(Page excerpt):
┌──

Question about Global memory and Texture memory

Hi all,

I just made a simple kernel which is:

x = blockIdx.x * blockDim.x + threadIdx.x;
y = blockIdx.y * blockDim.y + threadIdx.y;

dst[width * y + x] = src[width * (y - 1) + (x + 1)] + 2 * src[width * y + (x + 1)] + src[width * (y + 1) + (x+1)];

dst and src are global memory buffers.

However, when I profile this kernel, I found there are texture transactions, by changing the dst writing stmt to:

dst[width * y + x] = x + y;

the texture transactions disappeared.

I tried dst[width * y + x] = src[width * y + x]; there are also texture transactions.

My questions are:

Does it mean that texture is automatically used?
Is it compiler behavior?
Would you please refer me the doc about this feature?
How can I get it in control by myself?

Susan

What GPU are you using? Kepler and later architectures provide a machine instruction LDG that performs global memory reads through the texture path. In order to do so, the memory object in question must be read-only for the duration of the kernel execution. Under the right circumstances, the compiler can prove that this condition is met, and will use LDG automatically. Programmers can also use the __ldg() intrinsic to force use of LDG. Violating the whole-kernel read-only constraint in such a case will result in undefined behavior, so use with care.

You can easily check the generated machine code with cuobjdump --dump-sass and search for instances of the LDG instruction.

In order to maximize the chances for the compiler to find possible safe uses of LDG, careful use of const and __restrict__ attributes for pointer arguments is recommended, in particular also in the combination const __restrict__. This topic should be covered in the Best Practices Guide and possibly the Programming Guide as well.

Yes I am using Kepler and later arch generation.

Thank you very much for the info. It is really helpful.

Is it there a way to forbid it? Even compiler can prove the benefit, I still wish to do some kinds of comparison sometimes.

I’m not sure if this conversion/optimization happens before or after generation of PTX. You could try compiling for a previous architecture (-arch=sm_20, or -arch=sm_30) and see if it inhibits this optimization.

└──

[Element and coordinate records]
┌──

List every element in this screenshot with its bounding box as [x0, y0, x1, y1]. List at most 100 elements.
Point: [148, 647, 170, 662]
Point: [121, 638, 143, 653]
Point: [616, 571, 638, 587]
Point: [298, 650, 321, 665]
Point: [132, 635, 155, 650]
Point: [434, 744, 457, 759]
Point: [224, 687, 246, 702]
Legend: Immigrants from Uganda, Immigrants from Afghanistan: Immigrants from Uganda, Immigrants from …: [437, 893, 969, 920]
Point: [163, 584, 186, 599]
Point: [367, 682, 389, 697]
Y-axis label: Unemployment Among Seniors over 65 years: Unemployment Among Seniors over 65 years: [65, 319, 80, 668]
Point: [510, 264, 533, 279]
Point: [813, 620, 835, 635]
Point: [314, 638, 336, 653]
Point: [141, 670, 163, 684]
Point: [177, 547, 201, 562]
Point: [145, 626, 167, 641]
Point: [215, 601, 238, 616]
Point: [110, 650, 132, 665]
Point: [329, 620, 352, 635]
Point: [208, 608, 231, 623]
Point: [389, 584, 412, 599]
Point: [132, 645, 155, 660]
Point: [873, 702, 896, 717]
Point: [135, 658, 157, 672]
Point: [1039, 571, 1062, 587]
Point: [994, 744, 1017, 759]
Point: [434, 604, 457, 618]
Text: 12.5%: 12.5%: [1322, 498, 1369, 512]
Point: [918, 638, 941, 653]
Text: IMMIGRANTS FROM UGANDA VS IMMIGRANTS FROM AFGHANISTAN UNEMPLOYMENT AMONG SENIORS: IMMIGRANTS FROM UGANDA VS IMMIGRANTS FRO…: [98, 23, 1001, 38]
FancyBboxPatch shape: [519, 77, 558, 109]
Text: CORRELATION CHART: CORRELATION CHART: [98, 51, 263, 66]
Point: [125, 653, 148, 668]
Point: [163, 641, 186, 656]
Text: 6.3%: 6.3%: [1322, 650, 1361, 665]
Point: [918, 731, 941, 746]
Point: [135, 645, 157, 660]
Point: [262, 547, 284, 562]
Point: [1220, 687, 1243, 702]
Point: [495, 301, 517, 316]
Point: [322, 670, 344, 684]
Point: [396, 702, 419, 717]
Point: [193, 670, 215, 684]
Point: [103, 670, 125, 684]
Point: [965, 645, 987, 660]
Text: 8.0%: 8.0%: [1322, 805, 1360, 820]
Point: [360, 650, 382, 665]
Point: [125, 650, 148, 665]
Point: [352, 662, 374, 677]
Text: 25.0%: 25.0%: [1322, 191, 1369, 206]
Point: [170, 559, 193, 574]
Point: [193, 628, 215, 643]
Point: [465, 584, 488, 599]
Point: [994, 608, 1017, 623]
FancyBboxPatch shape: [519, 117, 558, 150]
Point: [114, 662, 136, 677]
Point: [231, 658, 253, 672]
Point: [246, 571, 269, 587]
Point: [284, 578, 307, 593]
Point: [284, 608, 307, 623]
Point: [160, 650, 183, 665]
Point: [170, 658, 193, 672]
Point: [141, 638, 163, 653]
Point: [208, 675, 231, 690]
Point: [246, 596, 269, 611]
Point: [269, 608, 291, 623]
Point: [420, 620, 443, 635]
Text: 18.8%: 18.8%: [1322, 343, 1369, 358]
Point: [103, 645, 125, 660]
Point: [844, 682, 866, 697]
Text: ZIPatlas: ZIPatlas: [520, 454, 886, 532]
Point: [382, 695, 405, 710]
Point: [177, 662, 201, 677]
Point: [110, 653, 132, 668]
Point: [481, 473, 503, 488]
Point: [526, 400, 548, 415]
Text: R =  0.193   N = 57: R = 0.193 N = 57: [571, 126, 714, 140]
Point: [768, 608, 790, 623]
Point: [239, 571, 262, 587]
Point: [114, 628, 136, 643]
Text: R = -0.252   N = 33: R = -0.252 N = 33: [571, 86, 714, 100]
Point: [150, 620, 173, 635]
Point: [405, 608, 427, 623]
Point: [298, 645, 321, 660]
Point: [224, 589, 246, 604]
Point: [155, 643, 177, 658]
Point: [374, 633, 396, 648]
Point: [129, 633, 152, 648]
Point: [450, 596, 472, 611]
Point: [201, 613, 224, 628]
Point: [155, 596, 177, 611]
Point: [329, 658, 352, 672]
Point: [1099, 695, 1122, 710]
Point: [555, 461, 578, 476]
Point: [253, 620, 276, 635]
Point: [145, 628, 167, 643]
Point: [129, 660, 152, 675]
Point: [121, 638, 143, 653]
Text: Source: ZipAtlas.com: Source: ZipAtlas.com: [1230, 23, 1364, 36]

└──

(Exercise brief):
Could you edit the CUDA memory thread, starting at the words "x = blockIdx.x" and stopping after "texture transactions disappeared.", so that "texture transactions" becomes "texture fetches"? These items have no connection to the CUDA memory thread.

(Solution to this task):
x = blockIdx.x * blockDim.x + threadIdx.x;
y = blockIdx.y * blockDim.y + threadIdx.y;

dst[width * y + x] = src[width * (y - 1) + (x + 1)] + 2 * src[width * y + (x + 1)] + src[width * (y + 1) + (x+1)];

dst and src are global memory buffers.

However, when I profile this kernel, I found there are texture fetches, by changing the dst writing stmt to:

dst[width * y + x] = x + y;

the texture fetches disappeared.